* Exercise aim
Copy every line of the following data that includes the string "植物检疫条例".

* Exercise data
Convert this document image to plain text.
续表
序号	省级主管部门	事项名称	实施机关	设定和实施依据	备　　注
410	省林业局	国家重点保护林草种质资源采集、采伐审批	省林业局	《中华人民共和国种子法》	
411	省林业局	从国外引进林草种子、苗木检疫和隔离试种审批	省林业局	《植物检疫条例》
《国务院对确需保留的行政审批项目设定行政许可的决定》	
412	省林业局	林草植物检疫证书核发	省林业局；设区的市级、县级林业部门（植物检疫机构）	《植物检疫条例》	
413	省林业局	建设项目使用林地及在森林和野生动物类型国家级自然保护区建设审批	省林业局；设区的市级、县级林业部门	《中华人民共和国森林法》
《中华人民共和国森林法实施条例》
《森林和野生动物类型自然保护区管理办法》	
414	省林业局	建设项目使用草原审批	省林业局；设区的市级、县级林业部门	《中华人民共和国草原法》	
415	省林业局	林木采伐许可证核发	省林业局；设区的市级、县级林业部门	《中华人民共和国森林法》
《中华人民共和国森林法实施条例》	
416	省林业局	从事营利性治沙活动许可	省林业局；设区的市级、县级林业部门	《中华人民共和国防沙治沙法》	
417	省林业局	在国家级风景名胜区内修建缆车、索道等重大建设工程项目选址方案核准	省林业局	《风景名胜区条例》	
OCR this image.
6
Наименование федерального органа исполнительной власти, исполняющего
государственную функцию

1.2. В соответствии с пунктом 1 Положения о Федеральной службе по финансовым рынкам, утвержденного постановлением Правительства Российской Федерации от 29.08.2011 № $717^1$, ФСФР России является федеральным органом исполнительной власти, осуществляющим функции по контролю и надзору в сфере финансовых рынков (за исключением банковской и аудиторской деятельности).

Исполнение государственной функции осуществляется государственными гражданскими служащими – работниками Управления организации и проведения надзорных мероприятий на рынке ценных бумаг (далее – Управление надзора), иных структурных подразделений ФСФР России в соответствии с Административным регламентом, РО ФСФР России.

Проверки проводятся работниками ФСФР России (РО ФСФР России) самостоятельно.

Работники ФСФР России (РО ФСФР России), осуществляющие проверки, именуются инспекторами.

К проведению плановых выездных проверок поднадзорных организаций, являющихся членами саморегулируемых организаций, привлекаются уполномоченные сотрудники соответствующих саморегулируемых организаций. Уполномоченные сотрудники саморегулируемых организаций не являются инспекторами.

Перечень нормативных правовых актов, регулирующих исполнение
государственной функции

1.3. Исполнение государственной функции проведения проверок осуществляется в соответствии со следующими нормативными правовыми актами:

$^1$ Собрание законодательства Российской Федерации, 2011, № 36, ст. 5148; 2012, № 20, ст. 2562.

* Solution for this exercise
411	省林业局	从国外引进林草种子、苗木检疫和隔离试种审批	省林业局	《植物检疫条例》
412	省林业局	林草植物检疫证书核发	省林业局；设区的市级、县级林业部门（植物检疫机构）	《植物检疫条例》	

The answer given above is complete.